ВАШЕ ЗАДАНИЕ
Ответьте на вопросы по отрывку ниже.
(a) Через сколько дней должна состояться свадьба?
(b) Какой документ со стороны невесты обещают привезти в день свадьбы?
(c) Что Парфений предлагает сделать в конце разговора?

Я показал губернаторское разрешение.
- Только-то?
- Только. Парфений улыбнулся.
- А со стороны невесты?
- Есть метрическое свидетельство, его привезут в день свадьбы.
- Когда свадьба?
- Через два дня.
- Что же, вы нашли дом?
- Нет еще.
- Ну, вот видите, - сказал мне Парфений. кладя палец за губу и растягивая себе рот, зацепивши им за щеку, одна из его любимых игрушек. - Вы человек умный и начитанный, ну, а старого воробья на мякине вам не провести. У вас тут что-то неладно; так вы, коли уже пожаловали ко мне, лучше расскажите мне ваше дело по совести, как на духу. Ну, я тогда прямо вам и скажу, что можно и чего нельзя, во всяком случае совет дам не к худу.
Мне казалось мое дело так чисто и право, что я рассказал ему все, разумеется не вступая в ненужные подробности. Старик слушал внимательно и часто смотрел мне в глаза. Оказалось, что он давнишний знакомый с княгиней и долею мог, стало быть, сам поверить истину моего рассказа.
- Понимаю, понимаю, - сказал он, когда я кончил. - Ну, дайте-ка я напишу от себя письмо к княгине.

ВЫДЕРЖКИ ИЗ ЗАПИСЕЙ
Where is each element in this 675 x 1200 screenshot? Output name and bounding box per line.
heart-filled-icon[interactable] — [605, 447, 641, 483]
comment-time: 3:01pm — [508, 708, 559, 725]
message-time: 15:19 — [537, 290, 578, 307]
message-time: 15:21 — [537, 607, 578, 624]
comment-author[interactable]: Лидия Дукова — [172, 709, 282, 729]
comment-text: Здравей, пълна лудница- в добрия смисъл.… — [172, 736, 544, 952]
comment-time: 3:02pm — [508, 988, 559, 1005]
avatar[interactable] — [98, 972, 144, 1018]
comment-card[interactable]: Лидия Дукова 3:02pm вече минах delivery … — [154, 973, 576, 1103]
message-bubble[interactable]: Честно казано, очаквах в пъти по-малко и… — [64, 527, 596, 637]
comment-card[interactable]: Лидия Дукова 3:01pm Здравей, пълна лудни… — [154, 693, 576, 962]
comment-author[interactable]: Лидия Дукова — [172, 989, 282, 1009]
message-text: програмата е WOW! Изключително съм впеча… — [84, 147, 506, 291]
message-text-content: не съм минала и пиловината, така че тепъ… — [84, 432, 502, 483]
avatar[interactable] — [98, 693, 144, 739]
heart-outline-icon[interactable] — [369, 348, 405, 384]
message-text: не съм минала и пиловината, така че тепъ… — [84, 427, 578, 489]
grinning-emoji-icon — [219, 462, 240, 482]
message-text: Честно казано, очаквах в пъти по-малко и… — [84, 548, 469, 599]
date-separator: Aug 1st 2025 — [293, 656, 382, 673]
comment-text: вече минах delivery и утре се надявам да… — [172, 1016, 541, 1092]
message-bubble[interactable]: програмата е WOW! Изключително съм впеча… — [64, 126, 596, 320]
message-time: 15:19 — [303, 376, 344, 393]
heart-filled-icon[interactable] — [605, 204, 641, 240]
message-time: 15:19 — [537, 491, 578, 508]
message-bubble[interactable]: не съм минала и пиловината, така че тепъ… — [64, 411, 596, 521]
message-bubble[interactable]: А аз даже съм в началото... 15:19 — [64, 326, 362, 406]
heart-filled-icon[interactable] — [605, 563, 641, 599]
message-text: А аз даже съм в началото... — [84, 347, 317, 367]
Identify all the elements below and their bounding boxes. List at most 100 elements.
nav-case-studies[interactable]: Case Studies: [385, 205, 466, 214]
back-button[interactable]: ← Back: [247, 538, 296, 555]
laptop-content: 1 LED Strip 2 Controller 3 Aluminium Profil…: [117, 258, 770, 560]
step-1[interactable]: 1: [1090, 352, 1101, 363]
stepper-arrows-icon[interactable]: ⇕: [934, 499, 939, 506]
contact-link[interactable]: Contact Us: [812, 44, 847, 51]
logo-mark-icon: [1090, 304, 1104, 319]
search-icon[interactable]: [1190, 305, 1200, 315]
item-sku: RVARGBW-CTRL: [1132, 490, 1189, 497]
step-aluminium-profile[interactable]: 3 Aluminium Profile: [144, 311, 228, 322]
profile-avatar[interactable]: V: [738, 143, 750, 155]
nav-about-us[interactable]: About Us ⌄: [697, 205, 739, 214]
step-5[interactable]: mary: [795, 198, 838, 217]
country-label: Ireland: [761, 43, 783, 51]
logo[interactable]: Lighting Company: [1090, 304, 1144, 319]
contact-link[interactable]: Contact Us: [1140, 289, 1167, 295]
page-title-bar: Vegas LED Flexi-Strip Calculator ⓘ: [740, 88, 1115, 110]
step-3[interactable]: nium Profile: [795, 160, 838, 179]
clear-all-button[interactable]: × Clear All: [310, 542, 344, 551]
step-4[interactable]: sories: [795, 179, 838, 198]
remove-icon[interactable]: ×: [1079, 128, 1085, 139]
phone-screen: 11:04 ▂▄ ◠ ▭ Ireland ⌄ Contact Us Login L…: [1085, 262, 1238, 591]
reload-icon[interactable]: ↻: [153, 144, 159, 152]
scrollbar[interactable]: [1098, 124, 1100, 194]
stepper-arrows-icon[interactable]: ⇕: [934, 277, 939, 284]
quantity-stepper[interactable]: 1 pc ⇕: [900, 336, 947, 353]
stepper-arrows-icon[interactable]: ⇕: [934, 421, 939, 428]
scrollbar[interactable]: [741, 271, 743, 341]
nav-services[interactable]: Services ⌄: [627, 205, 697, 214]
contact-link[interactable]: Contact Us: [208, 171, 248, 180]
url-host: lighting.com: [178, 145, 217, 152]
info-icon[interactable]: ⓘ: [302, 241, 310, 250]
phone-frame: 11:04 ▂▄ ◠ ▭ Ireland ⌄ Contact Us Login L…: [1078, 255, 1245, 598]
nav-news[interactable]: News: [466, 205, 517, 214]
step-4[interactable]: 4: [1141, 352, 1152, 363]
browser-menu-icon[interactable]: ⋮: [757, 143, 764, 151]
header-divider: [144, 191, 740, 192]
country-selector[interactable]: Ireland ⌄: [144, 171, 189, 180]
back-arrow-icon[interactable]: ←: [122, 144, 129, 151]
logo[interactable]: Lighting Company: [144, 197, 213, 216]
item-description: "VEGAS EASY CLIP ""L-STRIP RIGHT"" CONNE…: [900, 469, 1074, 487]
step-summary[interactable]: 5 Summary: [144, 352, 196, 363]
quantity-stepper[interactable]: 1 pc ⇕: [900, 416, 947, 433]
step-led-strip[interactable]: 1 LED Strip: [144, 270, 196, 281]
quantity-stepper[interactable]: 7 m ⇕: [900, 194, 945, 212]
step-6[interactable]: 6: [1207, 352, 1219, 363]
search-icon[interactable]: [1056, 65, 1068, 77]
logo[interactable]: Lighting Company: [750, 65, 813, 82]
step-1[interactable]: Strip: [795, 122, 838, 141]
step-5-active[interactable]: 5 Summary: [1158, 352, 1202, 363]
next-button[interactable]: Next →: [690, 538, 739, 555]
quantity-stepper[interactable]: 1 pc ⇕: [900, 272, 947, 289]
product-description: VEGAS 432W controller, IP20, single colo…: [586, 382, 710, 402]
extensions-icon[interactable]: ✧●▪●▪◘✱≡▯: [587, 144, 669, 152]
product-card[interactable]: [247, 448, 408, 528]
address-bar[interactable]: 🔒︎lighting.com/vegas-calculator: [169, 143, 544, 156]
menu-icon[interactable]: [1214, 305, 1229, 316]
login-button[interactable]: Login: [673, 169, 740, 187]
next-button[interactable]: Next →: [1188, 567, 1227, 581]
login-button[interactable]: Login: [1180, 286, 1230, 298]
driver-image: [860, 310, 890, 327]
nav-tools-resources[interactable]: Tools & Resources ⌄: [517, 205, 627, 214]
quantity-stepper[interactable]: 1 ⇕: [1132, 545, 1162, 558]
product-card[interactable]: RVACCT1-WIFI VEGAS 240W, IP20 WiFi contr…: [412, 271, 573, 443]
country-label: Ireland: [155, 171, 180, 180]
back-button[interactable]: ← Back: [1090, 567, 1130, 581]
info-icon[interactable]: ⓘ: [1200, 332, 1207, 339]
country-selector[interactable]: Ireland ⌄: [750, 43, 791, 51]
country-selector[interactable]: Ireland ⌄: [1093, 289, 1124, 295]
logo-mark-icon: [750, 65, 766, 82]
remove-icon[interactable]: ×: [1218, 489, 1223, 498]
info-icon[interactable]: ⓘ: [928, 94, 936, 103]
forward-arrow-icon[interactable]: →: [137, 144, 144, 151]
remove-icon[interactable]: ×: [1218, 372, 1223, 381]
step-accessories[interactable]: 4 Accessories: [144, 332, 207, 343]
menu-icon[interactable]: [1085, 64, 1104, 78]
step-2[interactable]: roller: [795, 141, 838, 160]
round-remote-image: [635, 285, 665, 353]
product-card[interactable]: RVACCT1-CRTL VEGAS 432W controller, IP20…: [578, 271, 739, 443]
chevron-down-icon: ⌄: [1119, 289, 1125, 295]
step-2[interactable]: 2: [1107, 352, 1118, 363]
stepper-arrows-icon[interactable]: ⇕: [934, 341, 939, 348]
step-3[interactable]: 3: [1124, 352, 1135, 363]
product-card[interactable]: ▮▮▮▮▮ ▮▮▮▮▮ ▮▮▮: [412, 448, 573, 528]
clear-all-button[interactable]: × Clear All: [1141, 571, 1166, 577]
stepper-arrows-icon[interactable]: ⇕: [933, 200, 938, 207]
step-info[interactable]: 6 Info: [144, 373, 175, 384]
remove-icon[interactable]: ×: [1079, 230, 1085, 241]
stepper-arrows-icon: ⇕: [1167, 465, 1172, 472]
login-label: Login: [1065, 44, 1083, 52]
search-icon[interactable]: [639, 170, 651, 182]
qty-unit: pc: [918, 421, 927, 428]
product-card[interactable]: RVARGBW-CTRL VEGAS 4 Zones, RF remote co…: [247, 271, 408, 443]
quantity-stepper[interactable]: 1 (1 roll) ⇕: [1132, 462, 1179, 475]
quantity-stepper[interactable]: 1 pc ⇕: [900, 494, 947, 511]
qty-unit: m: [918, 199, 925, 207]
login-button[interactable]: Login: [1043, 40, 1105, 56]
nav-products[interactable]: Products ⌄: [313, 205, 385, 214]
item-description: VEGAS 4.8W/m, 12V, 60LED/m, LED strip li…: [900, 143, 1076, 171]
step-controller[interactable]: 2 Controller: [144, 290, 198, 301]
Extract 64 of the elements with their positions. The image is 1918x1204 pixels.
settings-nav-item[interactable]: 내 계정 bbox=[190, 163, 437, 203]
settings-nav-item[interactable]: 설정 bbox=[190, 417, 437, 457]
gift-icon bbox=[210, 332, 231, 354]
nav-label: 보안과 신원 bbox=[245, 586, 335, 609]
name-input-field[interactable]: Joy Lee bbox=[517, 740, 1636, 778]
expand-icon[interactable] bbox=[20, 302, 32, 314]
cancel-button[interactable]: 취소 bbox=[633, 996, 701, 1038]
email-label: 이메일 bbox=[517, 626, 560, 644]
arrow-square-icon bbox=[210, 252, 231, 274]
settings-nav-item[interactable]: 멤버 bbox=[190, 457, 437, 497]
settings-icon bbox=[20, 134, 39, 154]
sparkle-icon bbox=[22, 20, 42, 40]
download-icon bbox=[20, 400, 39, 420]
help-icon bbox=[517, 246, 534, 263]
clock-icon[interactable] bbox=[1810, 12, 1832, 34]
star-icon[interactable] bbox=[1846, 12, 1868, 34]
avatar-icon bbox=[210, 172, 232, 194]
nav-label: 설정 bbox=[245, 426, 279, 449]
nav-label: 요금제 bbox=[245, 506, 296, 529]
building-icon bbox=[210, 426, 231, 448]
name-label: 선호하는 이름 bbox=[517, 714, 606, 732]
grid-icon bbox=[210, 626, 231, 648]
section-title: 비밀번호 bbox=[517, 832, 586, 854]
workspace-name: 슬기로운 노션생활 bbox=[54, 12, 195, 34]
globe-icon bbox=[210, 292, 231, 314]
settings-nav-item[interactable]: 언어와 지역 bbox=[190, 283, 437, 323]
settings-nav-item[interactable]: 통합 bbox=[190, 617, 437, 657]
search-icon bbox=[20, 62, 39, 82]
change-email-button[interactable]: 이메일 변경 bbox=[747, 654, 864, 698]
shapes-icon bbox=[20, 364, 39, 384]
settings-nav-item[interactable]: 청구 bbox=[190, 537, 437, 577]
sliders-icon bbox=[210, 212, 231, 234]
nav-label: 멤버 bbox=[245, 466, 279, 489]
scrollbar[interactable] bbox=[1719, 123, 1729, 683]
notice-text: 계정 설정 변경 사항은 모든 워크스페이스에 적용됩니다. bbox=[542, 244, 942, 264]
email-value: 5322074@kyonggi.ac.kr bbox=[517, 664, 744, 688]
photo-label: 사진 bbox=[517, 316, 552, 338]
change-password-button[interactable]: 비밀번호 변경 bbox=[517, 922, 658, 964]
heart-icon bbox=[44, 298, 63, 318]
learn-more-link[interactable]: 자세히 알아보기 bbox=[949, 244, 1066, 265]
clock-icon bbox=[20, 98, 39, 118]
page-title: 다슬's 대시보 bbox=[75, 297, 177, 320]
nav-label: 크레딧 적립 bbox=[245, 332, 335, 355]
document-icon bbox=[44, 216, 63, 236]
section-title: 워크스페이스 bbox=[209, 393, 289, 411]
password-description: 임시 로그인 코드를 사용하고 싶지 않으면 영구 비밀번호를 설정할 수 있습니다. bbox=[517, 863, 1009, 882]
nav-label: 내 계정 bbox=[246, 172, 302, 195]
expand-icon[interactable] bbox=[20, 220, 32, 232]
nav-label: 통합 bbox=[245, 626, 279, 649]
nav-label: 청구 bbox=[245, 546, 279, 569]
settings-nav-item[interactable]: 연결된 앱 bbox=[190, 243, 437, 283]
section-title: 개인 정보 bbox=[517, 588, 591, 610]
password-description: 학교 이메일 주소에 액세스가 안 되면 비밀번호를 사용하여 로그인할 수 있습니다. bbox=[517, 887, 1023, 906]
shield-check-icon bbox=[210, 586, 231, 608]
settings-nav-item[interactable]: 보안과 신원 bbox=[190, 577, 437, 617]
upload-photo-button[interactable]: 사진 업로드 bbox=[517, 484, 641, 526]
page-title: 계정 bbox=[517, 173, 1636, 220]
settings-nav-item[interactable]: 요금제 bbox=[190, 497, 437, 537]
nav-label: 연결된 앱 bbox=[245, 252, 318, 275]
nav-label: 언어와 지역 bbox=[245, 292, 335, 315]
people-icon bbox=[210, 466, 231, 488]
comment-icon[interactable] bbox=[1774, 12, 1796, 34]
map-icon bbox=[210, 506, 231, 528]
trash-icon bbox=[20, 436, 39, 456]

ОТВЕТ К ЗАДАНИЮ
(a) Через два дня.
(b) Метрическое свидетельство.
(c) Написать от себя письмо к княгине.